## Begin Supplied data

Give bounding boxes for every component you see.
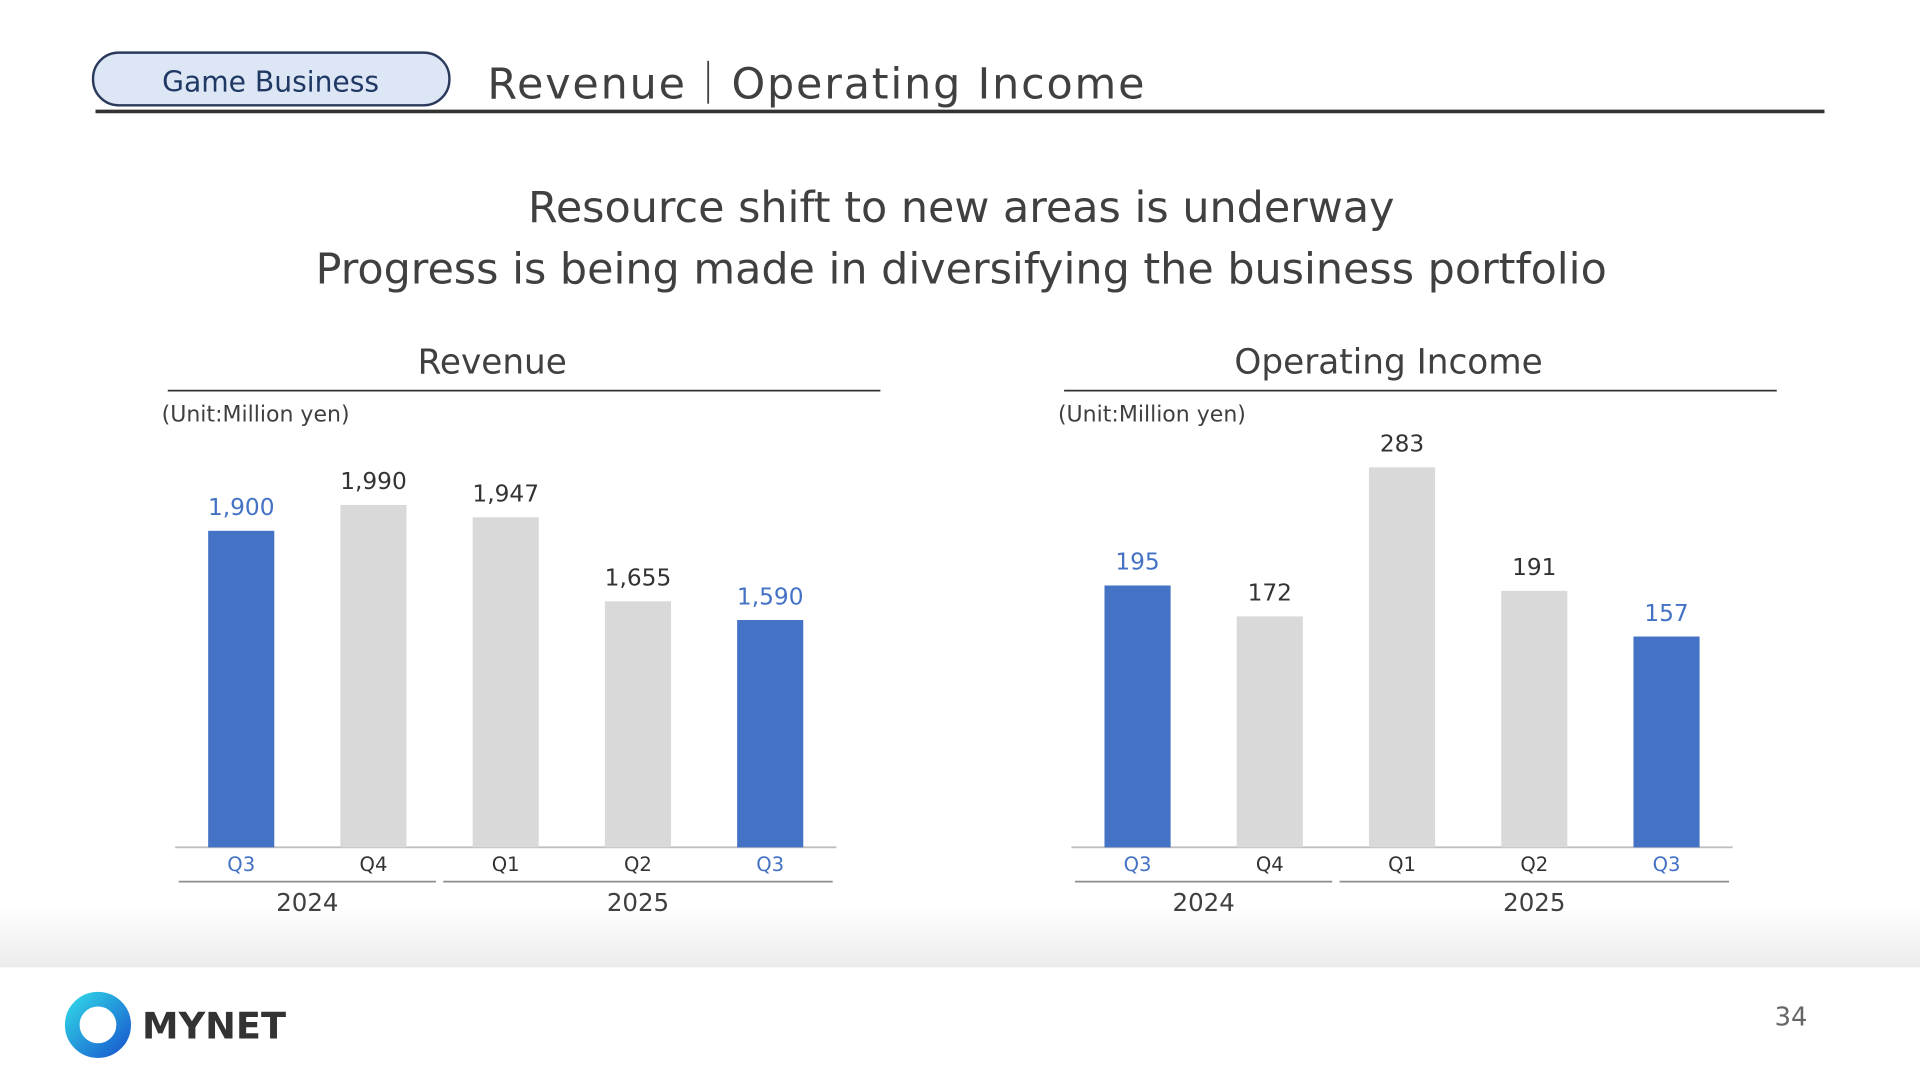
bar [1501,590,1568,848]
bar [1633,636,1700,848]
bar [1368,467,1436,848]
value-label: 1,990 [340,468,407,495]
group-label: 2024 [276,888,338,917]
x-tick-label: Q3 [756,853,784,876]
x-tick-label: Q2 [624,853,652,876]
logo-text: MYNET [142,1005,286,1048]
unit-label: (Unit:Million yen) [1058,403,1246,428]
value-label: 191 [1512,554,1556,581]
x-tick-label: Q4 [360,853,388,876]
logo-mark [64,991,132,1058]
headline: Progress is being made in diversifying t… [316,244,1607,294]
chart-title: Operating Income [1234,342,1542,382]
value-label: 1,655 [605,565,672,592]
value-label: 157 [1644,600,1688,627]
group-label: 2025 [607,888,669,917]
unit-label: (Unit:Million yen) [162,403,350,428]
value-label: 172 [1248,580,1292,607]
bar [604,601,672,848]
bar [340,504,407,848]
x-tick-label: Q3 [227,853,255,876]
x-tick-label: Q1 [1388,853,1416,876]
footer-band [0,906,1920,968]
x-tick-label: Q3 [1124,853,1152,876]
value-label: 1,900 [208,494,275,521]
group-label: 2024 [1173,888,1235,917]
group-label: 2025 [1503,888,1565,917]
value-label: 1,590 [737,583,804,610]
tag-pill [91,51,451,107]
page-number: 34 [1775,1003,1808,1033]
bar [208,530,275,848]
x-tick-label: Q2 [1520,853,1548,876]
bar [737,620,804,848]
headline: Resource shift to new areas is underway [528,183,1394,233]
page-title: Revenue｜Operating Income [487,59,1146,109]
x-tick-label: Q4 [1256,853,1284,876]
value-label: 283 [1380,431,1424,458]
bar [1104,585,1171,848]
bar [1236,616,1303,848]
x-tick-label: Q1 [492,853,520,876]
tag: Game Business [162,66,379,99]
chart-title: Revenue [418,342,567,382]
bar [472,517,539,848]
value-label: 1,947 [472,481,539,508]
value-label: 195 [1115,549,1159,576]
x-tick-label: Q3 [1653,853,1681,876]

## End Supplied data
## Begin Supplied data

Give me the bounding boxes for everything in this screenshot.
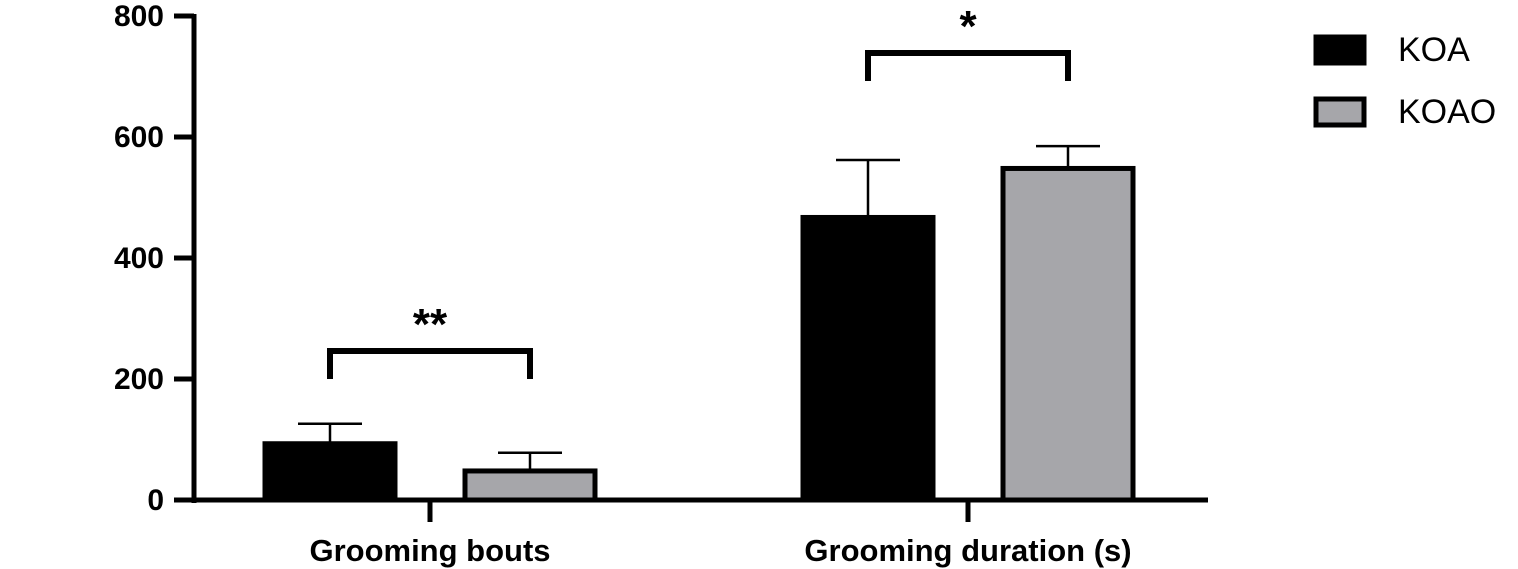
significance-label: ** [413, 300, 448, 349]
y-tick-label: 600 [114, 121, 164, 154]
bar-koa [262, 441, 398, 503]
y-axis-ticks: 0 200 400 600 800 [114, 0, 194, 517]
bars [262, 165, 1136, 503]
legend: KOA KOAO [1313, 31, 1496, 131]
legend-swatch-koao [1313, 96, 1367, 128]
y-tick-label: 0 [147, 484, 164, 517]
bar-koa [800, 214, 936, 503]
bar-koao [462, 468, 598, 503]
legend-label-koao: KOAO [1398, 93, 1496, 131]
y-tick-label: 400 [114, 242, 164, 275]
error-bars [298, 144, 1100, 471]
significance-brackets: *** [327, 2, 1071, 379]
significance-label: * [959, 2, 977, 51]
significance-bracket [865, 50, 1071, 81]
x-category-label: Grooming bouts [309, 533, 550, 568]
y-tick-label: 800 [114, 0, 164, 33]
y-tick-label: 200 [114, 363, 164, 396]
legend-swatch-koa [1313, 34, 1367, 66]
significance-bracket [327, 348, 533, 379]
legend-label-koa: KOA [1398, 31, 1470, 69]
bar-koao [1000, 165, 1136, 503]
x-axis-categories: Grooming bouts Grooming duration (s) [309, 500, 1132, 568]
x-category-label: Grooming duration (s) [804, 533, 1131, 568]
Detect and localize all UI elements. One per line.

## End Supplied data

Exercise goal: Set down the listing lines again exactly, starting at the line containing "bar [1501,590,1568,848]" and stopping after the line containing "x-tick-label: Q3 [1653,853,1681,876]".

Full answer:
bar [1501,590,1568,848]
bar [1633,636,1700,848]
bar [1368,467,1436,848]
value-label: 1,990 [340,468,407,495]
group-label: 2024 [276,888,338,917]
x-tick-label: Q3 [756,853,784,876]
x-tick-label: Q2 [624,853,652,876]
logo-text: MYNET [142,1005,286,1048]
unit-label: (Unit:Million yen) [1058,403,1246,428]
value-label: 191 [1512,554,1556,581]
x-tick-label: Q4 [360,853,388,876]
logo-mark [64,991,132,1058]
headline: Progress is being made in diversifying t… [316,244,1607,294]
chart-title: Operating Income [1234,342,1542,382]
value-label: 1,655 [605,565,672,592]
value-label: 157 [1644,600,1688,627]
group-label: 2025 [607,888,669,917]
unit-label: (Unit:Million yen) [162,403,350,428]
value-label: 172 [1248,580,1292,607]
bar [604,601,672,848]
bar [340,504,407,848]
x-tick-label: Q3 [227,853,255,876]
x-tick-label: Q1 [1388,853,1416,876]
footer-band [0,906,1920,968]
x-tick-label: Q3 [1124,853,1152,876]
value-label: 1,900 [208,494,275,521]
group-label: 2024 [1173,888,1235,917]
group-label: 2025 [1503,888,1565,917]
value-label: 1,590 [737,583,804,610]
tag-pill [91,51,451,107]
page-number: 34 [1775,1003,1808,1033]
bar [208,530,275,848]
x-tick-label: Q2 [1520,853,1548,876]
bar [737,620,804,848]
headline: Resource shift to new areas is underway [528,183,1394,233]
page-title: Revenue｜Operating Income [487,59,1146,109]
x-tick-label: Q4 [1256,853,1284,876]
value-label: 283 [1380,431,1424,458]
bar [1104,585,1171,848]
bar [1236,616,1303,848]
x-tick-label: Q1 [492,853,520,876]
tag: Game Business [162,66,379,99]
chart-title: Revenue [418,342,567,382]
bar [472,517,539,848]
value-label: 1,947 [472,481,539,508]
value-label: 195 [1115,549,1159,576]
x-tick-label: Q3 [1653,853,1681,876]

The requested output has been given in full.